Records from a data collection
--------------------
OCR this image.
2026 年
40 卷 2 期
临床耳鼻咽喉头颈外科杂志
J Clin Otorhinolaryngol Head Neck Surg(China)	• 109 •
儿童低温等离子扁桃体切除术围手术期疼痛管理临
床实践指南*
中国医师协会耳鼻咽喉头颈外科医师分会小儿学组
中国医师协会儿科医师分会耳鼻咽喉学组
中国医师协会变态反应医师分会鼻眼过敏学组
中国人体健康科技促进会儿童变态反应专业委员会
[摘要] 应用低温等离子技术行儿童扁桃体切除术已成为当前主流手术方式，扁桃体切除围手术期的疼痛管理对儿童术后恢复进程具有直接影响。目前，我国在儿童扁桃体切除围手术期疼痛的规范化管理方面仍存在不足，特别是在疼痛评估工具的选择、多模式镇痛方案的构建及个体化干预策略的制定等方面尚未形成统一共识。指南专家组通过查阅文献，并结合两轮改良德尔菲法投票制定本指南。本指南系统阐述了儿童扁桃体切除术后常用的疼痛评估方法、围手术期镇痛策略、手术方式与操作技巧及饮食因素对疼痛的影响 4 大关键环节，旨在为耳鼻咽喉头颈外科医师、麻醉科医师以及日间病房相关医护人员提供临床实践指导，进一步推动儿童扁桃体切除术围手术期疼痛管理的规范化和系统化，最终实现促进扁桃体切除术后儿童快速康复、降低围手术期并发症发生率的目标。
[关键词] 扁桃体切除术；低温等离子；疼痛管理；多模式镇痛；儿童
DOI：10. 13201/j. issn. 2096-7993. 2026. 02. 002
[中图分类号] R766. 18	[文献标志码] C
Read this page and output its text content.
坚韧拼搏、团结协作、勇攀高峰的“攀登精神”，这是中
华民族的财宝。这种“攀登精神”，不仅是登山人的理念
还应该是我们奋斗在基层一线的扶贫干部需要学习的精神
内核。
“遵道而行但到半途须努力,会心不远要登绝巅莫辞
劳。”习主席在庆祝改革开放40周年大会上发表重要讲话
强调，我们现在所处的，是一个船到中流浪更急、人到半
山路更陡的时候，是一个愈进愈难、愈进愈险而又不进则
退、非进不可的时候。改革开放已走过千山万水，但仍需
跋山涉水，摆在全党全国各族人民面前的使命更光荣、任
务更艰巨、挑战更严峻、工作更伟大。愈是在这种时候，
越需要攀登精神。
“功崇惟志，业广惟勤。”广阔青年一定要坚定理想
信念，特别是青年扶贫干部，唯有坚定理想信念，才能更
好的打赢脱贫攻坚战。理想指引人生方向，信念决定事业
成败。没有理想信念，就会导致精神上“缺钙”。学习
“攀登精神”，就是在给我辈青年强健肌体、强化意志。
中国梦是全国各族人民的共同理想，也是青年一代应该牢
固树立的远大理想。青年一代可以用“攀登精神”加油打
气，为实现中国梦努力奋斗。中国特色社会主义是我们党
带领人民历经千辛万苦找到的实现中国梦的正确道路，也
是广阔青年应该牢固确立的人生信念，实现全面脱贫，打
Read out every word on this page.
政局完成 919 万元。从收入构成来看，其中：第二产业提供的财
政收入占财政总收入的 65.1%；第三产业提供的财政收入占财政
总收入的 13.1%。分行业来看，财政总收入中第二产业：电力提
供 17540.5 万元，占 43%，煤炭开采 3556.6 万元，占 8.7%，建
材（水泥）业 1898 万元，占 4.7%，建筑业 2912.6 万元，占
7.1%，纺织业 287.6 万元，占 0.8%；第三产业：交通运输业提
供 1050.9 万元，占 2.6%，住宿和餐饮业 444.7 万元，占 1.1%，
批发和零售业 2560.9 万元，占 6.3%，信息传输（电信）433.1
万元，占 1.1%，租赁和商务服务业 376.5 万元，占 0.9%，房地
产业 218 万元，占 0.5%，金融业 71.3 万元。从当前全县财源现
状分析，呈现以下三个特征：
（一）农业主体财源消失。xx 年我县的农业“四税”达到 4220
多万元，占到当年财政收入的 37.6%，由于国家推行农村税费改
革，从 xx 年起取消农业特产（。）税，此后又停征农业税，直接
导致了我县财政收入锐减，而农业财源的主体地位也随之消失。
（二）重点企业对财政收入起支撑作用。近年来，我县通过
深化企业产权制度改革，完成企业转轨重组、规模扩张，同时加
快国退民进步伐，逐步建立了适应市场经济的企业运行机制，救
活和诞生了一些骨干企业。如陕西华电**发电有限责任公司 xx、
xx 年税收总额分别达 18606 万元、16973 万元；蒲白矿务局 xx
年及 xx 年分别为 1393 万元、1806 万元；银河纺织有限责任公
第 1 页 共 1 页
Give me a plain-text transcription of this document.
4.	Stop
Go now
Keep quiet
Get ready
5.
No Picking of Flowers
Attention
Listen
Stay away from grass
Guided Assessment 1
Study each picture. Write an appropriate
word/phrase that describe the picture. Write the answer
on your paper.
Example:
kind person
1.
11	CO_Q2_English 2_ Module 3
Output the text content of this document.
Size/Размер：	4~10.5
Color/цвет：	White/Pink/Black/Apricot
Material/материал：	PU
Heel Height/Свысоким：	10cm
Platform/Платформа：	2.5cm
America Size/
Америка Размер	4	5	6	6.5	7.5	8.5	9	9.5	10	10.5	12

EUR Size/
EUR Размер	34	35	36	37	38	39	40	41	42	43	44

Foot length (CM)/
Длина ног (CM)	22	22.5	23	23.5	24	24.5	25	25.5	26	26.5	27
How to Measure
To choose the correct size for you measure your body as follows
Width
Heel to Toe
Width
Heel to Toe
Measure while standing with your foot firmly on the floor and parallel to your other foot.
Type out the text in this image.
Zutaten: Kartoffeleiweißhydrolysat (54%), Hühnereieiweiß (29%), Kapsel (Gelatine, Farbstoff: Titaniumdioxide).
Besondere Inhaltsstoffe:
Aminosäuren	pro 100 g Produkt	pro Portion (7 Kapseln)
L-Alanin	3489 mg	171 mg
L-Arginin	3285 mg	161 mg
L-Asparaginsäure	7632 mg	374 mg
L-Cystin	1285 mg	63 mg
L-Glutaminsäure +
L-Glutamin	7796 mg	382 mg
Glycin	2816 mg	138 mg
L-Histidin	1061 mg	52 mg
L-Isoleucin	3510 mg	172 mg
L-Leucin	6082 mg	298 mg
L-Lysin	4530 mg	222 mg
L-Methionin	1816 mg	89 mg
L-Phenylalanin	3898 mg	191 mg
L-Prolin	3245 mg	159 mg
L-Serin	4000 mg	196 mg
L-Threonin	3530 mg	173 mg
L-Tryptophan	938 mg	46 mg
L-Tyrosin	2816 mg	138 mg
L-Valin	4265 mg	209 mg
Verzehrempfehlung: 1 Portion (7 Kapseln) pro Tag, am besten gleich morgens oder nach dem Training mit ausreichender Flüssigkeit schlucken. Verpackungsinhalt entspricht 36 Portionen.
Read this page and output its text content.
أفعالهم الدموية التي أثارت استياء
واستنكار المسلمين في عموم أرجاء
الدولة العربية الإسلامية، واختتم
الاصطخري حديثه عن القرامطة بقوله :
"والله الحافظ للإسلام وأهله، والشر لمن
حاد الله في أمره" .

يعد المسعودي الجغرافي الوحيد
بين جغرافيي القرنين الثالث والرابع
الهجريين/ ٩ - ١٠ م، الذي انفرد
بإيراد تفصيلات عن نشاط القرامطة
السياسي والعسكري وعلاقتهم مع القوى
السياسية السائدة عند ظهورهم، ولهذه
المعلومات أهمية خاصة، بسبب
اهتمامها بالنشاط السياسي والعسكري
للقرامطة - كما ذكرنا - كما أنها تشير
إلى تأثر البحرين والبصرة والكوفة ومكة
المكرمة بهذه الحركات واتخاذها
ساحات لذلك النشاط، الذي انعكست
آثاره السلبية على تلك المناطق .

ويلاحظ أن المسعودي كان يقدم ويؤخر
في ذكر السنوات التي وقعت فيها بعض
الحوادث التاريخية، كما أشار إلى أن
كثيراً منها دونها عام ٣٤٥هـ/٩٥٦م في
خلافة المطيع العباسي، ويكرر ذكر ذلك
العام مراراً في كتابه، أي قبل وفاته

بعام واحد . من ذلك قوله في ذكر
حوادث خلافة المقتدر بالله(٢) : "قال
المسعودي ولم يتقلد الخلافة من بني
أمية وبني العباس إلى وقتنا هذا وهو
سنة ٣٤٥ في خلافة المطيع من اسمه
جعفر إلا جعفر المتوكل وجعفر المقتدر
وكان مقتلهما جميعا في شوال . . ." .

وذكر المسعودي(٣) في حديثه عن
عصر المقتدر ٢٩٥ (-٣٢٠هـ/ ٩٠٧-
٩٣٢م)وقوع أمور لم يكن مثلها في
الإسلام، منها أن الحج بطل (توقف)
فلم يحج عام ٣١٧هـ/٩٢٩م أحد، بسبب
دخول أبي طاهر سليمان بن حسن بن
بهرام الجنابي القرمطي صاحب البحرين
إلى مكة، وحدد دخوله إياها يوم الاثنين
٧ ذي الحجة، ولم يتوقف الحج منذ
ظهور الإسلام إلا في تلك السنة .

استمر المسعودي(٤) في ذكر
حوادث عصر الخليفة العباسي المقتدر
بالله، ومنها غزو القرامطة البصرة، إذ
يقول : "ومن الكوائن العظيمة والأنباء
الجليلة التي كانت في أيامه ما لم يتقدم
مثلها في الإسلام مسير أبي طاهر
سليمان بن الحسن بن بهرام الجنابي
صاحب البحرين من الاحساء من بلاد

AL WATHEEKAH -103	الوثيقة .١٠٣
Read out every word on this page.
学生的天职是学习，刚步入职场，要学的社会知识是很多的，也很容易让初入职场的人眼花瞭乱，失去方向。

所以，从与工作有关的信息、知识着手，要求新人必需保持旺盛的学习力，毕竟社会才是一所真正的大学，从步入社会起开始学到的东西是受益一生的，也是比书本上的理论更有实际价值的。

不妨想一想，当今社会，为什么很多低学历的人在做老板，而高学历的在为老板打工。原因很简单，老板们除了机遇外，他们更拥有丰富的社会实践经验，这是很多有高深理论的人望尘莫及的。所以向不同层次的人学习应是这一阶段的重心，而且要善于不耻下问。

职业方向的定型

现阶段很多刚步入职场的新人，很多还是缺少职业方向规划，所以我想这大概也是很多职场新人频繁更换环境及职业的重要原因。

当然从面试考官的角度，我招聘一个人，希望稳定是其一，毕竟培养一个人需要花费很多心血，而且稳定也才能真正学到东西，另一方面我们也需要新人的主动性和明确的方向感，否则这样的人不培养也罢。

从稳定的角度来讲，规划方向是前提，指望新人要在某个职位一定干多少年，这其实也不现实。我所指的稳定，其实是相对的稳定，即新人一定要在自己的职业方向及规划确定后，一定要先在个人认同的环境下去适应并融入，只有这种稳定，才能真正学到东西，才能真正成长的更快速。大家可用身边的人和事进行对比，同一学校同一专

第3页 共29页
--------------------
Looking at the entries above, say how many lines contain the word "المطيع". Only the number is wanted.

_Reply to the task_.
2